→ **GIVEN EXERCISE**
Set down, in full, every record in the block.

┄┄┄┄┄┄┄┄┄┄

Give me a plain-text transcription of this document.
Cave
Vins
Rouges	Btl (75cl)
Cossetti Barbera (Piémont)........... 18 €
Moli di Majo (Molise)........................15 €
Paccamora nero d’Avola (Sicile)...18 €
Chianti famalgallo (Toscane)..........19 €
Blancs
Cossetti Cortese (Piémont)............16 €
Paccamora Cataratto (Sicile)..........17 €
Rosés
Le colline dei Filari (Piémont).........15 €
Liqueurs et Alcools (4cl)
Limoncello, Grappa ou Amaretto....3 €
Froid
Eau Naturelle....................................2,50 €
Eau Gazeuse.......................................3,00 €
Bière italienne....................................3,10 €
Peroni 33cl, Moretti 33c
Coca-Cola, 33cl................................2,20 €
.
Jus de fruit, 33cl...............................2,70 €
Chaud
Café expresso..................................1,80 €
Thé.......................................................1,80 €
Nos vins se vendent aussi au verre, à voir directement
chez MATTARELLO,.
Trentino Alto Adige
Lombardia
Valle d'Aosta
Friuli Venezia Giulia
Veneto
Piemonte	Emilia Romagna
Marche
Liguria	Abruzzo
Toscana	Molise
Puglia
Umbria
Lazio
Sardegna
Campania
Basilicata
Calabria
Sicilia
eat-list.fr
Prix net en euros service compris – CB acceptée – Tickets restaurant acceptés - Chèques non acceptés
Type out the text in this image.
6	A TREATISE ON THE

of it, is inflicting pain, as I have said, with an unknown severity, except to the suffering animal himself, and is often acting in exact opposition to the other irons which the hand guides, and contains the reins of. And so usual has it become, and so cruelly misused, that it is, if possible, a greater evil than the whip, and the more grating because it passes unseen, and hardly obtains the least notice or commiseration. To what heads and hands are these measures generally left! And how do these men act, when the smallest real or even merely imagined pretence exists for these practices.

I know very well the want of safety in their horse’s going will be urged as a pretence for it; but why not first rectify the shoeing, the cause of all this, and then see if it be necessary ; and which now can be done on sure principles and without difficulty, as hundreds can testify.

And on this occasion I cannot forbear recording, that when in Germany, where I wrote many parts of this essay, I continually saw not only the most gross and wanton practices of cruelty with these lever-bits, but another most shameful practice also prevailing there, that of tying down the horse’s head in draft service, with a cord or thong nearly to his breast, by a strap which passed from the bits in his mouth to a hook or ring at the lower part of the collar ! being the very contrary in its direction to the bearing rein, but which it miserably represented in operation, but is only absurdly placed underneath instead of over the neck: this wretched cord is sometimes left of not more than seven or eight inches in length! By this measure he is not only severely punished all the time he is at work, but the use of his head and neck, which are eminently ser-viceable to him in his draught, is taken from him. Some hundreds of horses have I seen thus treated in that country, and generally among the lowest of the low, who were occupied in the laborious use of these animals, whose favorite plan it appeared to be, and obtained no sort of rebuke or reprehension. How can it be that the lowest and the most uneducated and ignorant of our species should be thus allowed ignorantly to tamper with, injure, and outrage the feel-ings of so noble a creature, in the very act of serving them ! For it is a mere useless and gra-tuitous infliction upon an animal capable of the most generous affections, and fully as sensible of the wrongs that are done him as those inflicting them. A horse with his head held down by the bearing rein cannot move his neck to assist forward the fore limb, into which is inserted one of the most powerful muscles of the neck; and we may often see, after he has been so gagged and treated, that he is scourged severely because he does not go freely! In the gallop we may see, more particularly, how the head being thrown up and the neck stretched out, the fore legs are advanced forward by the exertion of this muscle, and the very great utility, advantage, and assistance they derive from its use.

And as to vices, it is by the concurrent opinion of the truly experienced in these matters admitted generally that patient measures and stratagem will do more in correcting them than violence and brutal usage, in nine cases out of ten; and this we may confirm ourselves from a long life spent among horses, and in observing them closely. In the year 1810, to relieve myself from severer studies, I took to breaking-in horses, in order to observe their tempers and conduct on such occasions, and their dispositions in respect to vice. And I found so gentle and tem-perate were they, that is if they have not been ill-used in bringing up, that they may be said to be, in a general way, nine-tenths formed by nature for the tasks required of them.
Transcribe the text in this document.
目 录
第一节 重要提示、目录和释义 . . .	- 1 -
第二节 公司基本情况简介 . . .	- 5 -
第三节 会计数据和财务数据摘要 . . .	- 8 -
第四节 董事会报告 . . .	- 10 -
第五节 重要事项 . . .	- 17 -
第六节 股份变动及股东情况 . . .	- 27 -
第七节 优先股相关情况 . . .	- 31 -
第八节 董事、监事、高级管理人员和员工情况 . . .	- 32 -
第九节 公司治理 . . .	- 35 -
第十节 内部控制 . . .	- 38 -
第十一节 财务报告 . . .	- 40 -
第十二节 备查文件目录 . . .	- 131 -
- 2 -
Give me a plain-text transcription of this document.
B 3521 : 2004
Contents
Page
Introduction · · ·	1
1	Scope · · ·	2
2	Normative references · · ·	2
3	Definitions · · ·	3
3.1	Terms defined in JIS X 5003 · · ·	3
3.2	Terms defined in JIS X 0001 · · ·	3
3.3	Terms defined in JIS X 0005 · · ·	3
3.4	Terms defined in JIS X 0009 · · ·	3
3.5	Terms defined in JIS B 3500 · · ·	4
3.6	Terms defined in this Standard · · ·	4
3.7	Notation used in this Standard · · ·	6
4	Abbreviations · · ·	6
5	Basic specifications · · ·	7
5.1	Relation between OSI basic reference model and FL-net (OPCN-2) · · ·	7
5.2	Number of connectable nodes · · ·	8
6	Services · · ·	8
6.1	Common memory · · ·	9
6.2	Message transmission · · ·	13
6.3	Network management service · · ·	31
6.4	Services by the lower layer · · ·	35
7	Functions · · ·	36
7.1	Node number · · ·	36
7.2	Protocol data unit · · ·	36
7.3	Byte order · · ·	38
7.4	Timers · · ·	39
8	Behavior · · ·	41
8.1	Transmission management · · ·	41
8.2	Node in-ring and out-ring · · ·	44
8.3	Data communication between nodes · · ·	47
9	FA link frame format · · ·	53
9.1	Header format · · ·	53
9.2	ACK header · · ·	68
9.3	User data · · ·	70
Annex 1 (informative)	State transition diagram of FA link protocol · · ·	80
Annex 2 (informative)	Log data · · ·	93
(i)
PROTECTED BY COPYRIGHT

┄┄┄┄┄┄┄┄┄┄

→ **WRITTEN ANSWER**
Give me a plain-text transcription of this document.
Cave
Vins
Rouges	Btl (75cl)
Cossetti Barbera (Piémont)........... 18 €
Moli di Majo (Molise)........................15 €
Paccamora nero d’Avola (Sicile)...18 €
Chianti famalgallo (Toscane)..........19 €
Blancs
Cossetti Cortese (Piémont)............16 €
Paccamora Cataratto (Sicile)..........17 €
Rosés
Le colline dei Filari (Piémont).........15 €
Liqueurs et Alcools (4cl)
Limoncello, Grappa ou Amaretto....3 €
Froid
Eau Naturelle....................................2,50 €
Eau Gazeuse.......................................3,00 €
Bière italienne....................................3,10 €
Peroni 33cl, Moretti 33c
Coca-Cola, 33cl................................2,20 €
.
Jus de fruit, 33cl...............................2,70 €
Chaud
Café expresso..................................1,80 €
Thé.......................................................1,80 €
Nos vins se vendent aussi au verre, à voir directement
chez MATTARELLO,.
Trentino Alto Adige
Lombardia
Valle d'Aosta
Friuli Venezia Giulia
Veneto
Piemonte	Emilia Romagna
Marche
Liguria	Abruzzo
Toscana	Molise
Puglia
Umbria
Lazio
Sardegna
Campania
Basilicata
Calabria
Sicilia
eat-list.fr
Prix net en euros service compris – CB acceptée – Tickets restaurant acceptés - Chèques non acceptés
Type out the text in this image.
6	A TREATISE ON THE

of it, is inflicting pain, as I have said, with an unknown severity, except to the suffering animal himself, and is often acting in exact opposition to the other irons which the hand guides, and contains the reins of. And so usual has it become, and so cruelly misused, that it is, if possible, a greater evil than the whip, and the more grating because it passes unseen, and hardly obtains the least notice or commiseration. To what heads and hands are these measures generally left! And how do these men act, when the smallest real or even merely imagined pretence exists for these practices.

I know very well the want of safety in their horse’s going will be urged as a pretence for it; but why not first rectify the shoeing, the cause of all this, and then see if it be necessary ; and which now can be done on sure principles and without difficulty, as hundreds can testify.

And on this occasion I cannot forbear recording, that when in Germany, where I wrote many parts of this essay, I continually saw not only the most gross and wanton practices of cruelty with these lever-bits, but another most shameful practice also prevailing there, that of tying down the horse’s head in draft service, with a cord or thong nearly to his breast, by a strap which passed from the bits in his mouth to a hook or ring at the lower part of the collar ! being the very contrary in its direction to the bearing rein, but which it miserably represented in operation, but is only absurdly placed underneath instead of over the neck: this wretched cord is sometimes left of not more than seven or eight inches in length! By this measure he is not only severely punished all the time he is at work, but the use of his head and neck, which are eminently ser-viceable to him in his draught, is taken from him. Some hundreds of horses have I seen thus treated in that country, and generally among the lowest of the low, who were occupied in the laborious use of these animals, whose favorite plan it appeared to be, and obtained no sort of rebuke or reprehension. How can it be that the lowest and the most uneducated and ignorant of our species should be thus allowed ignorantly to tamper with, injure, and outrage the feel-ings of so noble a creature, in the very act of serving them ! For it is a mere useless and gra-tuitous infliction upon an animal capable of the most generous affections, and fully as sensible of the wrongs that are done him as those inflicting them. A horse with his head held down by the bearing rein cannot move his neck to assist forward the fore limb, into which is inserted one of the most powerful muscles of the neck; and we may often see, after he has been so gagged and treated, that he is scourged severely because he does not go freely! In the gallop we may see, more particularly, how the head being thrown up and the neck stretched out, the fore legs are advanced forward by the exertion of this muscle, and the very great utility, advantage, and assistance they derive from its use.

And as to vices, it is by the concurrent opinion of the truly experienced in these matters admitted generally that patient measures and stratagem will do more in correcting them than violence and brutal usage, in nine cases out of ten; and this we may confirm ourselves from a long life spent among horses, and in observing them closely. In the year 1810, to relieve myself from severer studies, I took to breaking-in horses, in order to observe their tempers and conduct on such occasions, and their dispositions in respect to vice. And I found so gentle and tem-perate were they, that is if they have not been ill-used in bringing up, that they may be said to be, in a general way, nine-tenths formed by nature for the tasks required of them.
Transcribe the text in this document.
目 录
第一节 重要提示、目录和释义 . . .	- 1 -
第二节 公司基本情况简介 . . .	- 5 -
第三节 会计数据和财务数据摘要 . . .	- 8 -
第四节 董事会报告 . . .	- 10 -
第五节 重要事项 . . .	- 17 -
第六节 股份变动及股东情况 . . .	- 27 -
第七节 优先股相关情况 . . .	- 31 -
第八节 董事、监事、高级管理人员和员工情况 . . .	- 32 -
第九节 公司治理 . . .	- 35 -
第十节 内部控制 . . .	- 38 -
第十一节 财务报告 . . .	- 40 -
第十二节 备查文件目录 . . .	- 131 -
- 2 -
Give me a plain-text transcription of this document.
B 3521 : 2004
Contents
Page
Introduction · · ·	1
1	Scope · · ·	2
2	Normative references · · ·	2
3	Definitions · · ·	3
3.1	Terms defined in JIS X 5003 · · ·	3
3.2	Terms defined in JIS X 0001 · · ·	3
3.3	Terms defined in JIS X 0005 · · ·	3
3.4	Terms defined in JIS X 0009 · · ·	3
3.5	Terms defined in JIS B 3500 · · ·	4
3.6	Terms defined in this Standard · · ·	4
3.7	Notation used in this Standard · · ·	6
4	Abbreviations · · ·	6
5	Basic specifications · · ·	7
5.1	Relation between OSI basic reference model and FL-net (OPCN-2) · · ·	7
5.2	Number of connectable nodes · · ·	8
6	Services · · ·	8
6.1	Common memory · · ·	9
6.2	Message transmission · · ·	13
6.3	Network management service · · ·	31
6.4	Services by the lower layer · · ·	35
7	Functions · · ·	36
7.1	Node number · · ·	36
7.2	Protocol data unit · · ·	36
7.3	Byte order · · ·	38
7.4	Timers · · ·	39
8	Behavior · · ·	41
8.1	Transmission management · · ·	41
8.2	Node in-ring and out-ring · · ·	44
8.3	Data communication between nodes · · ·	47
9	FA link frame format · · ·	53
9.1	Header format · · ·	53
9.2	ACK header · · ·	68
9.3	User data · · ·	70
Annex 1 (informative)	State transition diagram of FA link protocol · · ·	80
Annex 2 (informative)	Log data · · ·	93
(i)
PROTECTED BY COPYRIGHT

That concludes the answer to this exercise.